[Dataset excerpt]

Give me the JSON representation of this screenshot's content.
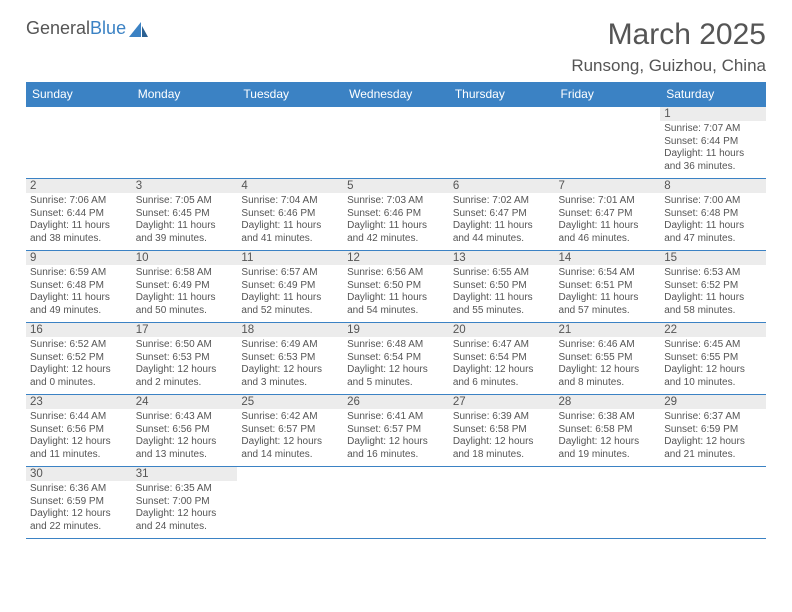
{
  "brand": {
    "name_left": "General",
    "name_right": "Blue"
  },
  "title": "March 2025",
  "location": "Runsong, Guizhou, China",
  "colors": {
    "header_bg": "#3b82c4",
    "text": "#555555",
    "daynum_bg": "#ececec",
    "border": "#3b82c4"
  },
  "weekdays": [
    "Sunday",
    "Monday",
    "Tuesday",
    "Wednesday",
    "Thursday",
    "Friday",
    "Saturday"
  ],
  "days": [
    {
      "n": 1,
      "sunrise": "7:07 AM",
      "sunset": "6:44 PM",
      "daylight": "11 hours and 36 minutes."
    },
    {
      "n": 2,
      "sunrise": "7:06 AM",
      "sunset": "6:44 PM",
      "daylight": "11 hours and 38 minutes."
    },
    {
      "n": 3,
      "sunrise": "7:05 AM",
      "sunset": "6:45 PM",
      "daylight": "11 hours and 39 minutes."
    },
    {
      "n": 4,
      "sunrise": "7:04 AM",
      "sunset": "6:46 PM",
      "daylight": "11 hours and 41 minutes."
    },
    {
      "n": 5,
      "sunrise": "7:03 AM",
      "sunset": "6:46 PM",
      "daylight": "11 hours and 42 minutes."
    },
    {
      "n": 6,
      "sunrise": "7:02 AM",
      "sunset": "6:47 PM",
      "daylight": "11 hours and 44 minutes."
    },
    {
      "n": 7,
      "sunrise": "7:01 AM",
      "sunset": "6:47 PM",
      "daylight": "11 hours and 46 minutes."
    },
    {
      "n": 8,
      "sunrise": "7:00 AM",
      "sunset": "6:48 PM",
      "daylight": "11 hours and 47 minutes."
    },
    {
      "n": 9,
      "sunrise": "6:59 AM",
      "sunset": "6:48 PM",
      "daylight": "11 hours and 49 minutes."
    },
    {
      "n": 10,
      "sunrise": "6:58 AM",
      "sunset": "6:49 PM",
      "daylight": "11 hours and 50 minutes."
    },
    {
      "n": 11,
      "sunrise": "6:57 AM",
      "sunset": "6:49 PM",
      "daylight": "11 hours and 52 minutes."
    },
    {
      "n": 12,
      "sunrise": "6:56 AM",
      "sunset": "6:50 PM",
      "daylight": "11 hours and 54 minutes."
    },
    {
      "n": 13,
      "sunrise": "6:55 AM",
      "sunset": "6:50 PM",
      "daylight": "11 hours and 55 minutes."
    },
    {
      "n": 14,
      "sunrise": "6:54 AM",
      "sunset": "6:51 PM",
      "daylight": "11 hours and 57 minutes."
    },
    {
      "n": 15,
      "sunrise": "6:53 AM",
      "sunset": "6:52 PM",
      "daylight": "11 hours and 58 minutes."
    },
    {
      "n": 16,
      "sunrise": "6:52 AM",
      "sunset": "6:52 PM",
      "daylight": "12 hours and 0 minutes."
    },
    {
      "n": 17,
      "sunrise": "6:50 AM",
      "sunset": "6:53 PM",
      "daylight": "12 hours and 2 minutes."
    },
    {
      "n": 18,
      "sunrise": "6:49 AM",
      "sunset": "6:53 PM",
      "daylight": "12 hours and 3 minutes."
    },
    {
      "n": 19,
      "sunrise": "6:48 AM",
      "sunset": "6:54 PM",
      "daylight": "12 hours and 5 minutes."
    },
    {
      "n": 20,
      "sunrise": "6:47 AM",
      "sunset": "6:54 PM",
      "daylight": "12 hours and 6 minutes."
    },
    {
      "n": 21,
      "sunrise": "6:46 AM",
      "sunset": "6:55 PM",
      "daylight": "12 hours and 8 minutes."
    },
    {
      "n": 22,
      "sunrise": "6:45 AM",
      "sunset": "6:55 PM",
      "daylight": "12 hours and 10 minutes."
    },
    {
      "n": 23,
      "sunrise": "6:44 AM",
      "sunset": "6:56 PM",
      "daylight": "12 hours and 11 minutes."
    },
    {
      "n": 24,
      "sunrise": "6:43 AM",
      "sunset": "6:56 PM",
      "daylight": "12 hours and 13 minutes."
    },
    {
      "n": 25,
      "sunrise": "6:42 AM",
      "sunset": "6:57 PM",
      "daylight": "12 hours and 14 minutes."
    },
    {
      "n": 26,
      "sunrise": "6:41 AM",
      "sunset": "6:57 PM",
      "daylight": "12 hours and 16 minutes."
    },
    {
      "n": 27,
      "sunrise": "6:39 AM",
      "sunset": "6:58 PM",
      "daylight": "12 hours and 18 minutes."
    },
    {
      "n": 28,
      "sunrise": "6:38 AM",
      "sunset": "6:58 PM",
      "daylight": "12 hours and 19 minutes."
    },
    {
      "n": 29,
      "sunrise": "6:37 AM",
      "sunset": "6:59 PM",
      "daylight": "12 hours and 21 minutes."
    },
    {
      "n": 30,
      "sunrise": "6:36 AM",
      "sunset": "6:59 PM",
      "daylight": "12 hours and 22 minutes."
    },
    {
      "n": 31,
      "sunrise": "6:35 AM",
      "sunset": "7:00 PM",
      "daylight": "12 hours and 24 minutes."
    }
  ],
  "labels": {
    "sunrise": "Sunrise:",
    "sunset": "Sunset:",
    "daylight": "Daylight:"
  },
  "layout": {
    "first_weekday_index": 6,
    "total_days": 31
  }
}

Problem requirements — Skip the pictures and print each record exactly as it stands.

Task result —
Give me the JSON representation of this screenshot's content.
{
  "brand": {
    "name_left": "General",
    "name_right": "Blue"
  },
  "title": "March 2025",
  "location": "Runsong, Guizhou, China",
  "colors": {
    "header_bg": "#3b82c4",
    "text": "#555555",
    "daynum_bg": "#ececec",
    "border": "#3b82c4"
  },
  "weekdays": [
    "Sunday",
    "Monday",
    "Tuesday",
    "Wednesday",
    "Thursday",
    "Friday",
    "Saturday"
  ],
  "days": [
    {
      "n": 1,
      "sunrise": "7:07 AM",
      "sunset": "6:44 PM",
      "daylight": "11 hours and 36 minutes."
    },
    {
      "n": 2,
      "sunrise": "7:06 AM",
      "sunset": "6:44 PM",
      "daylight": "11 hours and 38 minutes."
    },
    {
      "n": 3,
      "sunrise": "7:05 AM",
      "sunset": "6:45 PM",
      "daylight": "11 hours and 39 minutes."
    },
    {
      "n": 4,
      "sunrise": "7:04 AM",
      "sunset": "6:46 PM",
      "daylight": "11 hours and 41 minutes."
    },
    {
      "n": 5,
      "sunrise": "7:03 AM",
      "sunset": "6:46 PM",
      "daylight": "11 hours and 42 minutes."
    },
    {
      "n": 6,
      "sunrise": "7:02 AM",
      "sunset": "6:47 PM",
      "daylight": "11 hours and 44 minutes."
    },
    {
      "n": 7,
      "sunrise": "7:01 AM",
      "sunset": "6:47 PM",
      "daylight": "11 hours and 46 minutes."
    },
    {
      "n": 8,
      "sunrise": "7:00 AM",
      "sunset": "6:48 PM",
      "daylight": "11 hours and 47 minutes."
    },
    {
      "n": 9,
      "sunrise": "6:59 AM",
      "sunset": "6:48 PM",
      "daylight": "11 hours and 49 minutes."
    },
    {
      "n": 10,
      "sunrise": "6:58 AM",
      "sunset": "6:49 PM",
      "daylight": "11 hours and 50 minutes."
    },
    {
      "n": 11,
      "sunrise": "6:57 AM",
      "sunset": "6:49 PM",
      "daylight": "11 hours and 52 minutes."
    },
    {
      "n": 12,
      "sunrise": "6:56 AM",
      "sunset": "6:50 PM",
      "daylight": "11 hours and 54 minutes."
    },
    {
      "n": 13,
      "sunrise": "6:55 AM",
      "sunset": "6:50 PM",
      "daylight": "11 hours and 55 minutes."
    },
    {
      "n": 14,
      "sunrise": "6:54 AM",
      "sunset": "6:51 PM",
      "daylight": "11 hours and 57 minutes."
    },
    {
      "n": 15,
      "sunrise": "6:53 AM",
      "sunset": "6:52 PM",
      "daylight": "11 hours and 58 minutes."
    },
    {
      "n": 16,
      "sunrise": "6:52 AM",
      "sunset": "6:52 PM",
      "daylight": "12 hours and 0 minutes."
    },
    {
      "n": 17,
      "sunrise": "6:50 AM",
      "sunset": "6:53 PM",
      "daylight": "12 hours and 2 minutes."
    },
    {
      "n": 18,
      "sunrise": "6:49 AM",
      "sunset": "6:53 PM",
      "daylight": "12 hours and 3 minutes."
    },
    {
      "n": 19,
      "sunrise": "6:48 AM",
      "sunset": "6:54 PM",
      "daylight": "12 hours and 5 minutes."
    },
    {
      "n": 20,
      "sunrise": "6:47 AM",
      "sunset": "6:54 PM",
      "daylight": "12 hours and 6 minutes."
    },
    {
      "n": 21,
      "sunrise": "6:46 AM",
      "sunset": "6:55 PM",
      "daylight": "12 hours and 8 minutes."
    },
    {
      "n": 22,
      "sunrise": "6:45 AM",
      "sunset": "6:55 PM",
      "daylight": "12 hours and 10 minutes."
    },
    {
      "n": 23,
      "sunrise": "6:44 AM",
      "sunset": "6:56 PM",
      "daylight": "12 hours and 11 minutes."
    },
    {
      "n": 24,
      "sunrise": "6:43 AM",
      "sunset": "6:56 PM",
      "daylight": "12 hours and 13 minutes."
    },
    {
      "n": 25,
      "sunrise": "6:42 AM",
      "sunset": "6:57 PM",
      "daylight": "12 hours and 14 minutes."
    },
    {
      "n": 26,
      "sunrise": "6:41 AM",
      "sunset": "6:57 PM",
      "daylight": "12 hours and 16 minutes."
    },
    {
      "n": 27,
      "sunrise": "6:39 AM",
      "sunset": "6:58 PM",
      "daylight": "12 hours and 18 minutes."
    },
    {
      "n": 28,
      "sunrise": "6:38 AM",
      "sunset": "6:58 PM",
      "daylight": "12 hours and 19 minutes."
    },
    {
      "n": 29,
      "sunrise": "6:37 AM",
      "sunset": "6:59 PM",
      "daylight": "12 hours and 21 minutes."
    },
    {
      "n": 30,
      "sunrise": "6:36 AM",
      "sunset": "6:59 PM",
      "daylight": "12 hours and 22 minutes."
    },
    {
      "n": 31,
      "sunrise": "6:35 AM",
      "sunset": "7:00 PM",
      "daylight": "12 hours and 24 minutes."
    }
  ],
  "labels": {
    "sunrise": "Sunrise:",
    "sunset": "Sunset:",
    "daylight": "Daylight:"
  },
  "layout": {
    "first_weekday_index": 6,
    "total_days": 31
  }
}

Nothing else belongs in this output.